SUPPLIED MATERIAL ->
□ □ □ □ □ □ □

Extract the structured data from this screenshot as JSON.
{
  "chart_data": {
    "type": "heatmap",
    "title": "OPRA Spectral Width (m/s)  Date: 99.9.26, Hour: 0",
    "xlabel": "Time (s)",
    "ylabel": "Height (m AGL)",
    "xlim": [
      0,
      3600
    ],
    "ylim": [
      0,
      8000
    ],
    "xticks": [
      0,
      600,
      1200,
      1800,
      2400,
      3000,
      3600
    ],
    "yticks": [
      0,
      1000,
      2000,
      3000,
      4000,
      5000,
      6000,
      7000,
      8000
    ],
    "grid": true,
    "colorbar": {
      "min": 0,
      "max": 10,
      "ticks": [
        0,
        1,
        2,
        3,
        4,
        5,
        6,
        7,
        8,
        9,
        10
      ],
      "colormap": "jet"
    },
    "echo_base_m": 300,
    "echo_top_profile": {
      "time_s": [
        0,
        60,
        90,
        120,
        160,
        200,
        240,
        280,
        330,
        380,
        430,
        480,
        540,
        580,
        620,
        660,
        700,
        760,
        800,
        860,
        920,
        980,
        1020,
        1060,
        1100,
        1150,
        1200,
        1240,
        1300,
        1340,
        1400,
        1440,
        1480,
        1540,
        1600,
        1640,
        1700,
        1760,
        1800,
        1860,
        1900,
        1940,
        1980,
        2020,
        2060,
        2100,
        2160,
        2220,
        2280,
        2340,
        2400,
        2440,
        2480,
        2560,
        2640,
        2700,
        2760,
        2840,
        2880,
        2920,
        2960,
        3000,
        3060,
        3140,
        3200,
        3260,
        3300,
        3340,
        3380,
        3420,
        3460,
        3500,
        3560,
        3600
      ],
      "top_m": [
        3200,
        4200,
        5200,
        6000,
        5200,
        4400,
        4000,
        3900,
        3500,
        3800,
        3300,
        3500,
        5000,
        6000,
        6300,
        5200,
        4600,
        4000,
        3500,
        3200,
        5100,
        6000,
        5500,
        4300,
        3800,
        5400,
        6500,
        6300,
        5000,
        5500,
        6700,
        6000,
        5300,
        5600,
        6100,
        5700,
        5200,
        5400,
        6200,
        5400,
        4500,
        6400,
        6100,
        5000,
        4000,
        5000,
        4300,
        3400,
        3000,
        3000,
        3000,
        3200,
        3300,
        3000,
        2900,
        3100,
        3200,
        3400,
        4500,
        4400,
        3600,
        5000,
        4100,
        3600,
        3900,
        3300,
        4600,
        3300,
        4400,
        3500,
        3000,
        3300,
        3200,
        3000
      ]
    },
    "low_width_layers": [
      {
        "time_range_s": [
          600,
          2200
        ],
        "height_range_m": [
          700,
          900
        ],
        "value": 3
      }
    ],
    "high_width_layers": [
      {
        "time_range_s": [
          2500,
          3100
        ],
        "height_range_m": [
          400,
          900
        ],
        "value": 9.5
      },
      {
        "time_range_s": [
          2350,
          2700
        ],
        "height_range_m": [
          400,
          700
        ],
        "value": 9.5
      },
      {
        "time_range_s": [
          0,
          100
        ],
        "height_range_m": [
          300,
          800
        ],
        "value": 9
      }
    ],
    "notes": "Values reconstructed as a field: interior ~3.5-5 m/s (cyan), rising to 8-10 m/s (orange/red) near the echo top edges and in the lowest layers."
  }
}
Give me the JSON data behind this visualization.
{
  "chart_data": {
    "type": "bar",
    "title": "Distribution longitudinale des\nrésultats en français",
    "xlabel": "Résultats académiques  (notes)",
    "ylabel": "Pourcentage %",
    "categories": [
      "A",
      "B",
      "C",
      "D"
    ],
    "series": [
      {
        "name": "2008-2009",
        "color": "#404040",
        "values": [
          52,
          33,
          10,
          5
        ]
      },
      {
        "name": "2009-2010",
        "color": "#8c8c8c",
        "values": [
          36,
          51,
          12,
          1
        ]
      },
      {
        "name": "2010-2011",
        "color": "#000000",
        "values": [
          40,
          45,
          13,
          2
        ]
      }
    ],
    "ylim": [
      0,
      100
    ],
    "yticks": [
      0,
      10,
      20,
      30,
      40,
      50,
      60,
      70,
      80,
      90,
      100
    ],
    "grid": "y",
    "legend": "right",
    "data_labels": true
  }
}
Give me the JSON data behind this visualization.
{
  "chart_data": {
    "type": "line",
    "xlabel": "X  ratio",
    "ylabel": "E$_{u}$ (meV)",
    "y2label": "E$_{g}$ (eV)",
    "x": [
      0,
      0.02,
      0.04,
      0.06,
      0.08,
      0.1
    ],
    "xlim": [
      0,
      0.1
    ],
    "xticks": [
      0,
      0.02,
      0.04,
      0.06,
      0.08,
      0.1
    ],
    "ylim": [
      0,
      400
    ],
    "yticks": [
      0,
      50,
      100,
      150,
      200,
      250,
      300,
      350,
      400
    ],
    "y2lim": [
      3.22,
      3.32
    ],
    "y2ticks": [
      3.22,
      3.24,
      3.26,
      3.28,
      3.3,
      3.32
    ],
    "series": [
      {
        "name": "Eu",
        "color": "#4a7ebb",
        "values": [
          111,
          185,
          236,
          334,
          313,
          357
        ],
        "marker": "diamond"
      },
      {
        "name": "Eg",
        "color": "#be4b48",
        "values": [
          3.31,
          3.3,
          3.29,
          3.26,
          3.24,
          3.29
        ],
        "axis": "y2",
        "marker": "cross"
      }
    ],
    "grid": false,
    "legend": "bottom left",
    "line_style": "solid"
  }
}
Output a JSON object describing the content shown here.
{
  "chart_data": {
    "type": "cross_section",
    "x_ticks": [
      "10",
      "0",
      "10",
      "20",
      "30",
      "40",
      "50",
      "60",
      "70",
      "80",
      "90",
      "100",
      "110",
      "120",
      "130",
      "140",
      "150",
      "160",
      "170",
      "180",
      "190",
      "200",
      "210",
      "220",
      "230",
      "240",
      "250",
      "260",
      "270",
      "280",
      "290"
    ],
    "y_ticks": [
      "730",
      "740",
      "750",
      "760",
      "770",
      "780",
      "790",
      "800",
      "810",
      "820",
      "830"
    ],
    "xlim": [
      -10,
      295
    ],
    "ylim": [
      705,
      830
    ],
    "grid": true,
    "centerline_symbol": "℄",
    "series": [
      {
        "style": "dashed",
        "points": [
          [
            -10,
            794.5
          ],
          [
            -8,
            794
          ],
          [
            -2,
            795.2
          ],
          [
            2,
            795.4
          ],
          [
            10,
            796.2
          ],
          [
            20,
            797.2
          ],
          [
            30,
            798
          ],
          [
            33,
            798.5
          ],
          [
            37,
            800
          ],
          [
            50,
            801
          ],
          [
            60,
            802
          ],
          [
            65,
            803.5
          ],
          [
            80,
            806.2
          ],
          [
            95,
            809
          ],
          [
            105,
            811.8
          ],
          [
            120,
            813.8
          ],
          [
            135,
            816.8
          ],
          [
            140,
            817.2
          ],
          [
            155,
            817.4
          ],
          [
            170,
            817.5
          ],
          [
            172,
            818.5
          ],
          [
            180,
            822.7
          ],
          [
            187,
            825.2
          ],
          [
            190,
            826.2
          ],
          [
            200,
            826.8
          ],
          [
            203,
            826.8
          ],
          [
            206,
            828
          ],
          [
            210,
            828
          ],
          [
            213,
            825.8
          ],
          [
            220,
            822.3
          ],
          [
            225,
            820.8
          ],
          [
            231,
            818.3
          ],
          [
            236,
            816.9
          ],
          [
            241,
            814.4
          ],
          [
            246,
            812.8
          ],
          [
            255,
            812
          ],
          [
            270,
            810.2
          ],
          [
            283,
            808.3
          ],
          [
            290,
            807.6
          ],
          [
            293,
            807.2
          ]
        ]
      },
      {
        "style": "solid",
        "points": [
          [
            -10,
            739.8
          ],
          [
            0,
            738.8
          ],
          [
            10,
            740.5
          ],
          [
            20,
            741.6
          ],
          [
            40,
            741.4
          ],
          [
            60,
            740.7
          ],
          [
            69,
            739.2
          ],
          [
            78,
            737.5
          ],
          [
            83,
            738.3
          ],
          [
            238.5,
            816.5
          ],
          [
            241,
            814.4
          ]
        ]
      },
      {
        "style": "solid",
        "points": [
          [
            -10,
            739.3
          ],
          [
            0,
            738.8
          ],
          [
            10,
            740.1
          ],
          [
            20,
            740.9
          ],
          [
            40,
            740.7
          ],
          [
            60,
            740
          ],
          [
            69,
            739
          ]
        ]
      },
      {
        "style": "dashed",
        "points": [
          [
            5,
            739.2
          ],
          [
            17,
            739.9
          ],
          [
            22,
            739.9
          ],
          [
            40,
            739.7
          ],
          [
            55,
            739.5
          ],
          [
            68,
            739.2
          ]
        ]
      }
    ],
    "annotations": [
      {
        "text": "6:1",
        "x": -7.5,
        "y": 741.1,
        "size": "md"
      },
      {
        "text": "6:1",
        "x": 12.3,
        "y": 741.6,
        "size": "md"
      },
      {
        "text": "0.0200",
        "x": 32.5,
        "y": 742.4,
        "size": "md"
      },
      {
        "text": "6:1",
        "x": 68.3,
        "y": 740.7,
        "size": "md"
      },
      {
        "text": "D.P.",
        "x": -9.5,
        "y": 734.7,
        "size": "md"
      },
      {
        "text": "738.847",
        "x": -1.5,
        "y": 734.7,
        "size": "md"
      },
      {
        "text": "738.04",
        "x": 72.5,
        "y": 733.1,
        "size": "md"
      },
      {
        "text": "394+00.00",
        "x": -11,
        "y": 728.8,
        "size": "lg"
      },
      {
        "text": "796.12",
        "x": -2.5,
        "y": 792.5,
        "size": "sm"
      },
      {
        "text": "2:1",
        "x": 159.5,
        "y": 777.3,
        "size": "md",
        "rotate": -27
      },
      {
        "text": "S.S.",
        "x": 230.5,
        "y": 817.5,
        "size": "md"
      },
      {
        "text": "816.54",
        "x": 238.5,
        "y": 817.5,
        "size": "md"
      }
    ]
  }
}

□ □ □ □ □ □ □

DESCRIPTION OF THE TASK -> Count how many lines above include the word "name" and answer with that figure only.

FULL SOLUTION -> 5